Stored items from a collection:
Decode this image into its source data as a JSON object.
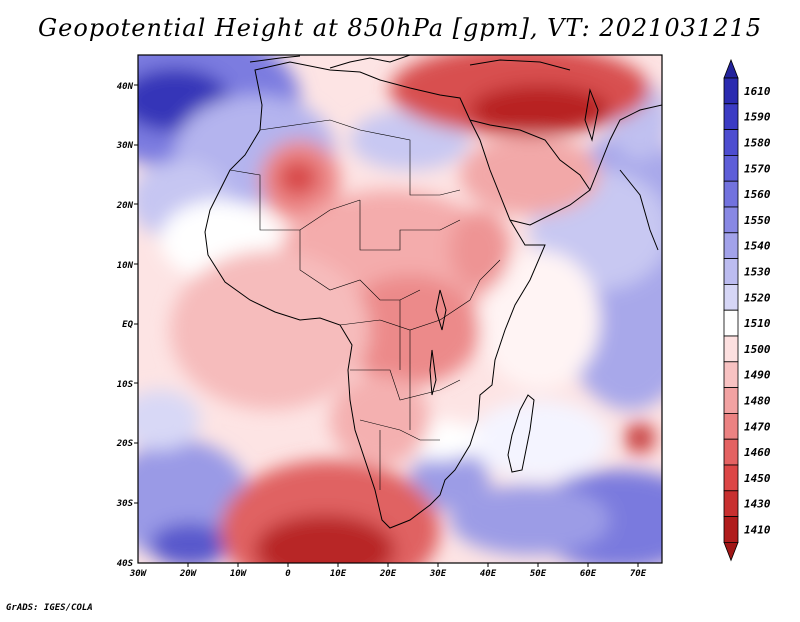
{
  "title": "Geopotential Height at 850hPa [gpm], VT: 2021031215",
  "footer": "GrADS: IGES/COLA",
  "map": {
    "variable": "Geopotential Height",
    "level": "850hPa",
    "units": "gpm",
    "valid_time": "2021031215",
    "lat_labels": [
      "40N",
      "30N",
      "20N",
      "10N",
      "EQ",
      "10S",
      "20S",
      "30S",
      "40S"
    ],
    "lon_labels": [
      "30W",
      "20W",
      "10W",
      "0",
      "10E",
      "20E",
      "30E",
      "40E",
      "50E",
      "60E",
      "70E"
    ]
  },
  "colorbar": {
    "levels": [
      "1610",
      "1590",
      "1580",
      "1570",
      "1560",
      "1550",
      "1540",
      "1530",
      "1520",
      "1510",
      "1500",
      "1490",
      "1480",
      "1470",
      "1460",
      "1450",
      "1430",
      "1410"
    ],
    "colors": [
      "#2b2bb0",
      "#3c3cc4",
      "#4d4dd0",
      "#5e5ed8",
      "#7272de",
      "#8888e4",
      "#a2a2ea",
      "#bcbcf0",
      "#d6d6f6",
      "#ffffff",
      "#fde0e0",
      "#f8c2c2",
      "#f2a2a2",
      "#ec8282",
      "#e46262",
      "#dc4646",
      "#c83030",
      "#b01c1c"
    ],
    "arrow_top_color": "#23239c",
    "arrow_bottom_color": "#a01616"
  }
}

PROBLEM TO SOLVE:
Leave out the pictures and give the rest of the records again exactly.

CORRECT RESULT:
Decode this image into its source data as a JSON object.
{
  "title": "Geopotential Height at 850hPa [gpm], VT: 2021031215",
  "footer": "GrADS: IGES/COLA",
  "map": {
    "variable": "Geopotential Height",
    "level": "850hPa",
    "units": "gpm",
    "valid_time": "2021031215",
    "lat_labels": [
      "40N",
      "30N",
      "20N",
      "10N",
      "EQ",
      "10S",
      "20S",
      "30S",
      "40S"
    ],
    "lon_labels": [
      "30W",
      "20W",
      "10W",
      "0",
      "10E",
      "20E",
      "30E",
      "40E",
      "50E",
      "60E",
      "70E"
    ]
  },
  "colorbar": {
    "levels": [
      "1610",
      "1590",
      "1580",
      "1570",
      "1560",
      "1550",
      "1540",
      "1530",
      "1520",
      "1510",
      "1500",
      "1490",
      "1480",
      "1470",
      "1460",
      "1450",
      "1430",
      "1410"
    ],
    "colors": [
      "#2b2bb0",
      "#3c3cc4",
      "#4d4dd0",
      "#5e5ed8",
      "#7272de",
      "#8888e4",
      "#a2a2ea",
      "#bcbcf0",
      "#d6d6f6",
      "#ffffff",
      "#fde0e0",
      "#f8c2c2",
      "#f2a2a2",
      "#ec8282",
      "#e46262",
      "#dc4646",
      "#c83030",
      "#b01c1c"
    ],
    "arrow_top_color": "#23239c",
    "arrow_bottom_color": "#a01616"
  }
}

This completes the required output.